## GOAL
Leaving out the pictures, retype all the material exactly.

## INFORMATION PROVIDED
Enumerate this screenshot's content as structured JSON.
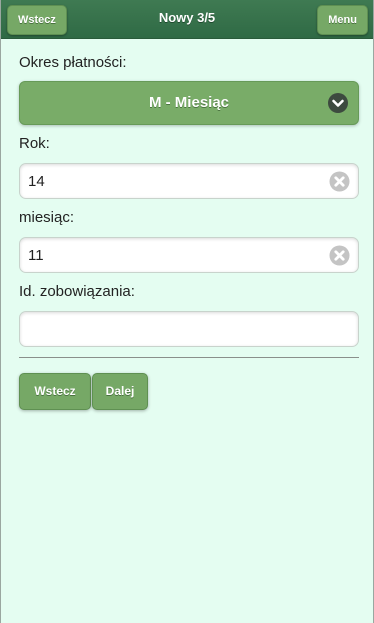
{
  "header": {
    "back_label": "Wstecz",
    "title": "Nowy 3/5",
    "menu_label": "Menu"
  },
  "form": {
    "payment_period": {
      "label": "Okres płatności:",
      "selected": "M - Miesiąc"
    },
    "year": {
      "label": "Rok:",
      "value": "14"
    },
    "month": {
      "label": "miesiąc:",
      "value": "11"
    },
    "obligation_id": {
      "label": "Id. zobowiązania:",
      "value": ""
    }
  },
  "actions": {
    "back_label": "Wstecz",
    "next_label": "Dalej"
  },
  "colors": {
    "header_bg": "#2f6a45",
    "button_bg": "#76a866",
    "page_bg": "#e4fdf1"
  }
}
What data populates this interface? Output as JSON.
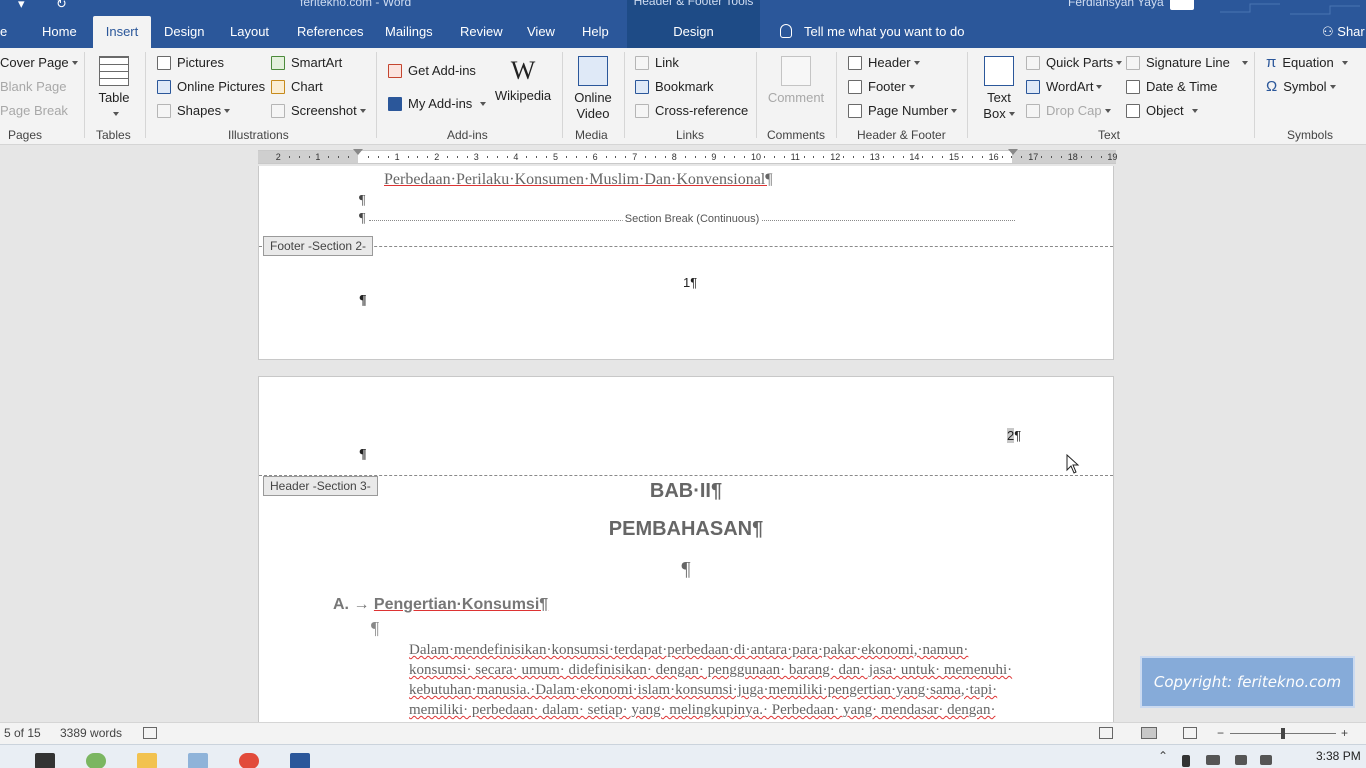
{
  "titlebar": {
    "document_name": "feritekno.com",
    "app_name": "Word",
    "context_title": "Header & Footer Tools",
    "user_name": "Ferdiansyah Yaya"
  },
  "tabs": {
    "file_partial": "e",
    "home": "Home",
    "insert": "Insert",
    "design": "Design",
    "layout": "Layout",
    "references": "References",
    "mailings": "Mailings",
    "review": "Review",
    "view": "View",
    "help": "Help",
    "context_design": "Design",
    "tell_me": "Tell me what you want to do",
    "share": "Shar"
  },
  "ribbon": {
    "pages": {
      "cover_page": "Cover Page",
      "blank_page": "Blank Page",
      "page_break": "Page Break",
      "label": "Pages"
    },
    "tables": {
      "table": "Table",
      "label": "Tables"
    },
    "illustrations": {
      "pictures": "Pictures",
      "online_pictures": "Online Pictures",
      "shapes": "Shapes",
      "smartart": "SmartArt",
      "chart": "Chart",
      "screenshot": "Screenshot",
      "label": "Illustrations"
    },
    "addins": {
      "get_addins": "Get Add-ins",
      "my_addins": "My Add-ins",
      "wikipedia": "Wikipedia",
      "wiki_glyph": "W",
      "label": "Add-ins"
    },
    "media": {
      "online_video_1": "Online",
      "online_video_2": "Video",
      "label": "Media"
    },
    "links": {
      "link": "Link",
      "bookmark": "Bookmark",
      "cross_reference": "Cross-reference",
      "label": "Links"
    },
    "comments": {
      "comment": "Comment",
      "label": "Comments"
    },
    "header_footer": {
      "header": "Header",
      "footer": "Footer",
      "page_number": "Page Number",
      "label": "Header & Footer"
    },
    "text": {
      "text_box_1": "Text",
      "text_box_2": "Box",
      "quick_parts": "Quick Parts",
      "wordart": "WordArt",
      "drop_cap": "Drop Cap",
      "signature_line": "Signature Line",
      "date_time": "Date & Time",
      "object": "Object",
      "label": "Text"
    },
    "symbols": {
      "equation": "Equation",
      "symbol": "Symbol",
      "equation_glyph": "π",
      "symbol_glyph": "Ω",
      "label": "Symbols"
    }
  },
  "ruler": {
    "left_labels": [
      "2",
      "1"
    ],
    "right_labels": [
      "1",
      "2",
      "3",
      "4",
      "5",
      "6",
      "7",
      "8",
      "9",
      "10",
      "11",
      "12",
      "13",
      "14",
      "15",
      "16",
      "17",
      "18",
      "19"
    ]
  },
  "document": {
    "pilcrow": "¶",
    "page1": {
      "title_line": "Perbedaan·Perilaku·Konsumen·Muslim·Dan·Konvensional¶",
      "section_break": "Section Break (Continuous)",
      "footer_tag": "Footer -Section 2-",
      "page_number": "1¶"
    },
    "page2": {
      "page_number_digit": "2",
      "page_number_mark": "¶",
      "header_tag": "Header -Section 3-",
      "chapter": "BAB·II¶",
      "chapter_title": "PEMBAHASAN¶",
      "section_num": "A. →",
      "section_title": "Pengertian·Konsumsi¶",
      "body_lines": [
        "Dalam·mendefinisikan·konsumsi·terdapat·perbedaan·di·antara·para·pakar·ekonomi,·namun·",
        "konsumsi· secara· umum· didefinisikan· dengan· penggunaan· barang· dan· jasa· untuk· memenuhi·",
        "kebutuhan·manusia.·Dalam·ekonomi·islam·konsumsi·juga·memiliki·pengertian·yang·sama,·tapi·",
        "memiliki· perbedaan· dalam· setiap· yang· melingkupinya.· Perbedaan· yang· mendasar· dengan·"
      ]
    }
  },
  "watermark": "Copyright: feritekno.com",
  "statusbar": {
    "page_info": "5 of 15",
    "word_count": "3389 words",
    "zoom_minus": "−",
    "zoom_plus": "+"
  },
  "taskbar": {
    "time": "3:38 PM"
  },
  "colors": {
    "ribbon_blue": "#2b579a",
    "context_tab": "#1e4b86",
    "ribbon_bg": "#f3f3f3",
    "watermark": "#7ea7d8",
    "spelling_underline": "#d33"
  }
}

## RESPONSE BELOW
Enumerate this screenshot's content as structured JSON.
{
  "header": {
    "back_label": "Wstecz",
    "title": "Nowy 3/5",
    "menu_label": "Menu"
  },
  "form": {
    "payment_period": {
      "label": "Okres płatności:",
      "selected": "M - Miesiąc"
    },
    "year": {
      "label": "Rok:",
      "value": "14"
    },
    "month": {
      "label": "miesiąc:",
      "value": "11"
    },
    "obligation_id": {
      "label": "Id. zobowiązania:",
      "value": ""
    }
  },
  "actions": {
    "back_label": "Wstecz",
    "next_label": "Dalej"
  },
  "colors": {
    "header_bg": "#2f6a45",
    "button_bg": "#76a866",
    "page_bg": "#e4fdf1"
  }
}
What data populates this interface? Output as JSON.
{
  "titlebar": {
    "document_name": "feritekno.com",
    "app_name": "Word",
    "context_title": "Header & Footer Tools",
    "user_name": "Ferdiansyah Yaya"
  },
  "tabs": {
    "file_partial": "e",
    "home": "Home",
    "insert": "Insert",
    "design": "Design",
    "layout": "Layout",
    "references": "References",
    "mailings": "Mailings",
    "review": "Review",
    "view": "View",
    "help": "Help",
    "context_design": "Design",
    "tell_me": "Tell me what you want to do",
    "share": "Shar"
  },
  "ribbon": {
    "pages": {
      "cover_page": "Cover Page",
      "blank_page": "Blank Page",
      "page_break": "Page Break",
      "label": "Pages"
    },
    "tables": {
      "table": "Table",
      "label": "Tables"
    },
    "illustrations": {
      "pictures": "Pictures",
      "online_pictures": "Online Pictures",
      "shapes": "Shapes",
      "smartart": "SmartArt",
      "chart": "Chart",
      "screenshot": "Screenshot",
      "label": "Illustrations"
    },
    "addins": {
      "get_addins": "Get Add-ins",
      "my_addins": "My Add-ins",
      "wikipedia": "Wikipedia",
      "wiki_glyph": "W",
      "label": "Add-ins"
    },
    "media": {
      "online_video_1": "Online",
      "online_video_2": "Video",
      "label": "Media"
    },
    "links": {
      "link": "Link",
      "bookmark": "Bookmark",
      "cross_reference": "Cross-reference",
      "label": "Links"
    },
    "comments": {
      "comment": "Comment",
      "label": "Comments"
    },
    "header_footer": {
      "header": "Header",
      "footer": "Footer",
      "page_number": "Page Number",
      "label": "Header & Footer"
    },
    "text": {
      "text_box_1": "Text",
      "text_box_2": "Box",
      "quick_parts": "Quick Parts",
      "wordart": "WordArt",
      "drop_cap": "Drop Cap",
      "signature_line": "Signature Line",
      "date_time": "Date & Time",
      "object": "Object",
      "label": "Text"
    },
    "symbols": {
      "equation": "Equation",
      "symbol": "Symbol",
      "equation_glyph": "π",
      "symbol_glyph": "Ω",
      "label": "Symbols"
    }
  },
  "ruler": {
    "left_labels": [
      "2",
      "1"
    ],
    "right_labels": [
      "1",
      "2",
      "3",
      "4",
      "5",
      "6",
      "7",
      "8",
      "9",
      "10",
      "11",
      "12",
      "13",
      "14",
      "15",
      "16",
      "17",
      "18",
      "19"
    ]
  },
  "document": {
    "pilcrow": "¶",
    "page1": {
      "title_line": "Perbedaan·Perilaku·Konsumen·Muslim·Dan·Konvensional¶",
      "section_break": "Section Break (Continuous)",
      "footer_tag": "Footer -Section 2-",
      "page_number": "1¶"
    },
    "page2": {
      "page_number_digit": "2",
      "page_number_mark": "¶",
      "header_tag": "Header -Section 3-",
      "chapter": "BAB·II¶",
      "chapter_title": "PEMBAHASAN¶",
      "section_num": "A. →",
      "section_title": "Pengertian·Konsumsi¶",
      "body_lines": [
        "Dalam·mendefinisikan·konsumsi·terdapat·perbedaan·di·antara·para·pakar·ekonomi,·namun·",
        "konsumsi· secara· umum· didefinisikan· dengan· penggunaan· barang· dan· jasa· untuk· memenuhi·",
        "kebutuhan·manusia.·Dalam·ekonomi·islam·konsumsi·juga·memiliki·pengertian·yang·sama,·tapi·",
        "memiliki· perbedaan· dalam· setiap· yang· melingkupinya.· Perbedaan· yang· mendasar· dengan·"
      ]
    }
  },
  "watermark": "Copyright: feritekno.com",
  "statusbar": {
    "page_info": "5 of 15",
    "word_count": "3389 words",
    "zoom_minus": "−",
    "zoom_plus": "+"
  },
  "taskbar": {
    "time": "3:38 PM"
  },
  "colors": {
    "ribbon_blue": "#2b579a",
    "context_tab": "#1e4b86",
    "ribbon_bg": "#f3f3f3",
    "watermark": "#7ea7d8",
    "spelling_underline": "#d33"
  }
}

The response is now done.